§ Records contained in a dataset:
--- Start ---
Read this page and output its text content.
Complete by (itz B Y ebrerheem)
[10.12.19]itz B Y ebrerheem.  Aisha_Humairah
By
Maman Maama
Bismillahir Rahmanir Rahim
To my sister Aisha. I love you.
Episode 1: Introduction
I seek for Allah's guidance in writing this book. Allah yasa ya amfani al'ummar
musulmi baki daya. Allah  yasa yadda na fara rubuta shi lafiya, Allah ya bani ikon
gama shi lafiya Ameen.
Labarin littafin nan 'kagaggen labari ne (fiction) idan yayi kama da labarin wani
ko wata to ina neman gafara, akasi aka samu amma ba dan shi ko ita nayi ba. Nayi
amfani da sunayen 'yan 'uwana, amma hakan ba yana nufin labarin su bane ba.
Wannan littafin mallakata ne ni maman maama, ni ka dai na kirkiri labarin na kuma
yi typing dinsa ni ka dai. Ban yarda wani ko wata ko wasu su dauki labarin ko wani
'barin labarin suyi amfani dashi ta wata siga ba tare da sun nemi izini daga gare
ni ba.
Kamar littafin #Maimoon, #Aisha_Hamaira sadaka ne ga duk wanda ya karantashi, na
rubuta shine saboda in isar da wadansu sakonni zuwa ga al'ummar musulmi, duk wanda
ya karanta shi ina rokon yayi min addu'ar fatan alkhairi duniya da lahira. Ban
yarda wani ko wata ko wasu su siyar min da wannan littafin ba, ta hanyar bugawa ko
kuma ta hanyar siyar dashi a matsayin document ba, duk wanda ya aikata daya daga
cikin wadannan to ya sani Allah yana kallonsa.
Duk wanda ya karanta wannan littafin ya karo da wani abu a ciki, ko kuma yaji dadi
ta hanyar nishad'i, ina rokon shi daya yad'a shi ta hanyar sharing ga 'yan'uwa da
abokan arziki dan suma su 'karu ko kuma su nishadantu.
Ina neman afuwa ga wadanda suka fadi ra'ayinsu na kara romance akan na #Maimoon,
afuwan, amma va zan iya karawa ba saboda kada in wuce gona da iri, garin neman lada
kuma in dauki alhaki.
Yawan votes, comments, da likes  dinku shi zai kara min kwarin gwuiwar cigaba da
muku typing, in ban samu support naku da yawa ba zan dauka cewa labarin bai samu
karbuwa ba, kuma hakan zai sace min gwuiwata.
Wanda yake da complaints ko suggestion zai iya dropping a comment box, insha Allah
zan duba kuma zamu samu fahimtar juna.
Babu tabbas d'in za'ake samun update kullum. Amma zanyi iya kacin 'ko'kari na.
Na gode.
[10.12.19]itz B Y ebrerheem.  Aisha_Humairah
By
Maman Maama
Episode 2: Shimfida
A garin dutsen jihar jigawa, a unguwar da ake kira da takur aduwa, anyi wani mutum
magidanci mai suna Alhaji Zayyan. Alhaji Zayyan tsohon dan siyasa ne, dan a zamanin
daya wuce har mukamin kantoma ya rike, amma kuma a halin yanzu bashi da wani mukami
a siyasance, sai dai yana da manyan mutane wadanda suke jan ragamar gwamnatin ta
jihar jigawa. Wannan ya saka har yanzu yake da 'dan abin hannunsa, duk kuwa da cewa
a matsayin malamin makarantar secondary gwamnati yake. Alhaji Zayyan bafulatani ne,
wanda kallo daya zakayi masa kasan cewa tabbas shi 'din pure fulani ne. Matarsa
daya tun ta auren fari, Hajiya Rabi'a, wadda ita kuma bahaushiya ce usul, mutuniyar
--- End ---
§ What is needed:
In this exercise, repeat all entries exactly.

§ Problem solution:
Read this page and output its text content.
Complete by (itz B Y ebrerheem)
[10.12.19]itz B Y ebrerheem.  Aisha_Humairah
By
Maman Maama
Bismillahir Rahmanir Rahim
To my sister Aisha. I love you.
Episode 1: Introduction
I seek for Allah's guidance in writing this book. Allah yasa ya amfani al'ummar
musulmi baki daya. Allah  yasa yadda na fara rubuta shi lafiya, Allah ya bani ikon
gama shi lafiya Ameen.
Labarin littafin nan 'kagaggen labari ne (fiction) idan yayi kama da labarin wani
ko wata to ina neman gafara, akasi aka samu amma ba dan shi ko ita nayi ba. Nayi
amfani da sunayen 'yan 'uwana, amma hakan ba yana nufin labarin su bane ba.
Wannan littafin mallakata ne ni maman maama, ni ka dai na kirkiri labarin na kuma
yi typing dinsa ni ka dai. Ban yarda wani ko wata ko wasu su dauki labarin ko wani
'barin labarin suyi amfani dashi ta wata siga ba tare da sun nemi izini daga gare
ni ba.
Kamar littafin #Maimoon, #Aisha_Hamaira sadaka ne ga duk wanda ya karantashi, na
rubuta shine saboda in isar da wadansu sakonni zuwa ga al'ummar musulmi, duk wanda
ya karanta shi ina rokon yayi min addu'ar fatan alkhairi duniya da lahira. Ban
yarda wani ko wata ko wasu su siyar min da wannan littafin ba, ta hanyar bugawa ko
kuma ta hanyar siyar dashi a matsayin document ba, duk wanda ya aikata daya daga
cikin wadannan to ya sani Allah yana kallonsa.
Duk wanda ya karanta wannan littafin ya karo da wani abu a ciki, ko kuma yaji dadi
ta hanyar nishad'i, ina rokon shi daya yad'a shi ta hanyar sharing ga 'yan'uwa da
abokan arziki dan suma su 'karu ko kuma su nishadantu.
Ina neman afuwa ga wadanda suka fadi ra'ayinsu na kara romance akan na #Maimoon,
afuwan, amma va zan iya karawa ba saboda kada in wuce gona da iri, garin neman lada
kuma in dauki alhaki.
Yawan votes, comments, da likes  dinku shi zai kara min kwarin gwuiwar cigaba da
muku typing, in ban samu support naku da yawa ba zan dauka cewa labarin bai samu
karbuwa ba, kuma hakan zai sace min gwuiwata.
Wanda yake da complaints ko suggestion zai iya dropping a comment box, insha Allah
zan duba kuma zamu samu fahimtar juna.
Babu tabbas d'in za'ake samun update kullum. Amma zanyi iya kacin 'ko'kari na.
Na gode.
[10.12.19]itz B Y ebrerheem.  Aisha_Humairah
By
Maman Maama
Episode 2: Shimfida
A garin dutsen jihar jigawa, a unguwar da ake kira da takur aduwa, anyi wani mutum
magidanci mai suna Alhaji Zayyan. Alhaji Zayyan tsohon dan siyasa ne, dan a zamanin
daya wuce har mukamin kantoma ya rike, amma kuma a halin yanzu bashi da wani mukami
a siyasance, sai dai yana da manyan mutane wadanda suke jan ragamar gwamnatin ta
jihar jigawa. Wannan ya saka har yanzu yake da 'dan abin hannunsa, duk kuwa da cewa
a matsayin malamin makarantar secondary gwamnati yake. Alhaji Zayyan bafulatani ne,
wanda kallo daya zakayi masa kasan cewa tabbas shi 'din pure fulani ne. Matarsa
daya tun ta auren fari, Hajiya Rabi'a, wadda ita kuma bahaushiya ce usul, mutuniyar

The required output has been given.